(Beginning of PASSAGE)
I move the VX405 into my listening room and connect it to my reference studio amplifiers and loudspeakers. I begin my listening session with the DVD of Joe Bonamassa’s Live at Royal Albert Hall. The sound and video quality is superb, as is the image on the 27-inch monitor connected using the VX405 video output.
Everything works exactly as intended when I experiment with the EQ and crossovers. I use as many sources as possible during the listening: CD and DVD discs, my iPod, a USB drive, and the built-in tuner. Overall, the sound is pleasant and smooth.
I experiment quite extensively with what may be a very useful feature for many users: Clarion’s Magna Bass EX. This is a volume dependent loudness contour, which can provide as much as 14 dB of boost when the unit volume is at the lower positions. This compensates for our ear’s inherent insensitivity at low frequencies and makes the music much fuller and richer sounding. As the volume increases, the unit automatically reduces the amount of boost to prevent unwanted boominess and woofer damage. As the volume reaches maximum, the EQ effect is automatically reduced to virtually zero. It’s a nice feature, especially when you typically play your music at lower volumes, but still want to experience the whole sound.
On the Bench
Moving back to the test bench and connecting to my trusty and brutally-accurate Audio Precision analyzer, I put the Clarion though the usual battery of tests.
(End of PASSAGE)
## QUESTIONS TO ANSWER
(1) Update the section of the Clarion VX405 review starting at "I experiment quite" and ending at "the whole sound." by writing it out again with "boost" changed to "gain".
(2) Condense the paragraph of the Clarion VX405 review that begins "I experiment quite extensively" into a shorter version that keeps its main facts.
Rely only on the review of the Clarion VX405 to complete these tasks.
(Beginning of EXERCISE DATA)
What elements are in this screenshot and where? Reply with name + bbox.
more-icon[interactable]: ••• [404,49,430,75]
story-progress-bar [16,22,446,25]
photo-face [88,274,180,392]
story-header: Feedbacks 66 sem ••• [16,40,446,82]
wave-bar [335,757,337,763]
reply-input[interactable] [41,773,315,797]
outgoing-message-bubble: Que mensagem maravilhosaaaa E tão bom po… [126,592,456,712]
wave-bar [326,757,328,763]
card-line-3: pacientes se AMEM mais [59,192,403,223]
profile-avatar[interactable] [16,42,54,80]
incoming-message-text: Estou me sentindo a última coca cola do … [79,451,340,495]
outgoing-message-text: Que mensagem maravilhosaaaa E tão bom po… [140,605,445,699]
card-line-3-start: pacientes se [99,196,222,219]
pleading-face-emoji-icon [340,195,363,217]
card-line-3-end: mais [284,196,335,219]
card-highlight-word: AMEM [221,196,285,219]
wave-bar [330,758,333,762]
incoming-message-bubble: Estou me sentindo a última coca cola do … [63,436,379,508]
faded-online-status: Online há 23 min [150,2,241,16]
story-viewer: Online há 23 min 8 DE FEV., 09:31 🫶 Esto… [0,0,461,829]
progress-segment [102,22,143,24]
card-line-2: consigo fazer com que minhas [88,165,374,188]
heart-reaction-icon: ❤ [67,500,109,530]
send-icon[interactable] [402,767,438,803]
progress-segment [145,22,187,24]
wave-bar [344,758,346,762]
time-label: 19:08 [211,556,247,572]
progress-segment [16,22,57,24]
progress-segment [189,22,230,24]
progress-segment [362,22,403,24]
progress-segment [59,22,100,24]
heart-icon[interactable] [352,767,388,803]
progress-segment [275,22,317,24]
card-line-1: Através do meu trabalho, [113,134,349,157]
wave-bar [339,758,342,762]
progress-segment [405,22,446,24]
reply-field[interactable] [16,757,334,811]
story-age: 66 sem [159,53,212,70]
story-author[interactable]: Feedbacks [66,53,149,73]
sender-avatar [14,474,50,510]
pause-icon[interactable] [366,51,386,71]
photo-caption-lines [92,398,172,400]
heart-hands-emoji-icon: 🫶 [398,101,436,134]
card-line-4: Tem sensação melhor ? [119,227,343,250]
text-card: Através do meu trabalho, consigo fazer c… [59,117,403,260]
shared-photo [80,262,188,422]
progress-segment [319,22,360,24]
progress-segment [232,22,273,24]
(End of EXERCISE DATA)
## ANSWERS GIVEN
(1)
I experiment quite extensively with what may be a very useful feature for many users: Clarion’s Magna Bass EX. This is a volume dependent loudness contour, which can provide as much as 14 dB of gain when the unit volume is at the lower positions. This compensates for our ear’s inherent insensitivity at low frequencies and makes the music much fuller and richer sounding. As the volume increases, the unit automatically reduces the amount of gain to prevent unwanted boominess and woofer damage. As the volume reaches maximum, the EQ effect is automatically reduced to virtually zero. It’s a nice feature, especially when you typically play your music at lower volumes, but still want to experience the whole sound.

(2) Clarion's Magna Bass EX is a volume-dependent loudness contour that adds up to 14 dB of boost at low volume settings. This offsets the ear's weak sensitivity to low frequencies and makes music sound fuller. As the volume rises, the boost is reduced automatically to avoid boominess and woofer damage, and it falls to virtually zero at maximum volume. The feature suits listeners who play music quietly but still want the whole sound.